#### Listed entries:
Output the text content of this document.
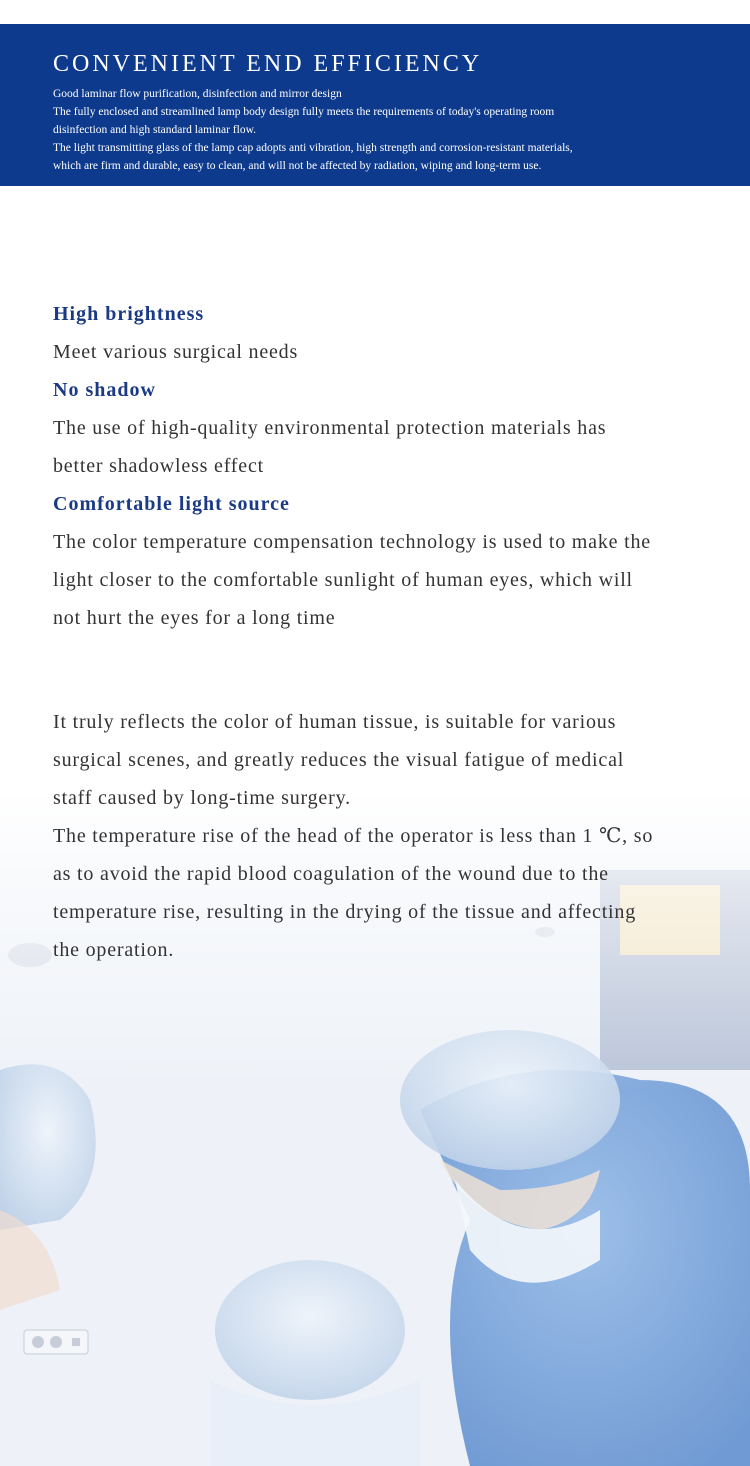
CONVENIENT END EFFICIENCY

Good laminar flow purification, disinfection and mirror design

The fully enclosed and streamlined lamp body design fully meets the requirements of today's operating room

disinfection and high standard laminar flow.

The light transmitting glass of the lamp cap adopts anti vibration, high strength and corrosion-resistant materials,

which are firm and durable, easy to clean, and will not be affected by radiation, wiping and long-term use.

High brightness

Meet various surgical needs

No shadow

The use of high-quality environmental protection materials has

better shadowless effect

Comfortable light source

The color temperature compensation technology is used to make the

light closer to the comfortable sunlight of human eyes, which will

not hurt the eyes for a long time

It truly reflects the color of human tissue, is suitable for various

surgical scenes, and greatly reduces the visual fatigue of medical

staff caused by long-time surgery.

The temperature rise of the head of the operator is less than 1 ℃, so

as to avoid the rapid blood coagulation of the wound due to the

temperature rise, resulting in the drying of the tissue and affecting

the operation.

#### Brief:
The entries above are to be returned exactly, without their pictures.

#### Full response:
Output the text content of this document.
CONVENIENT END EFFICIENCY

Good laminar flow purification, disinfection and mirror design

The fully enclosed and streamlined lamp body design fully meets the requirements of today's operating room

disinfection and high standard laminar flow.

The light transmitting glass of the lamp cap adopts anti vibration, high strength and corrosion-resistant materials,

which are firm and durable, easy to clean, and will not be affected by radiation, wiping and long-term use.

High brightness

Meet various surgical needs

No shadow

The use of high-quality environmental protection materials has

better shadowless effect

Comfortable light source

The color temperature compensation technology is used to make the

light closer to the comfortable sunlight of human eyes, which will

not hurt the eyes for a long time

It truly reflects the color of human tissue, is suitable for various

surgical scenes, and greatly reduces the visual fatigue of medical

staff caused by long-time surgery.

The temperature rise of the head of the operator is less than 1 ℃, so

as to avoid the rapid blood coagulation of the wound due to the

temperature rise, resulting in the drying of the tissue and affecting

the operation.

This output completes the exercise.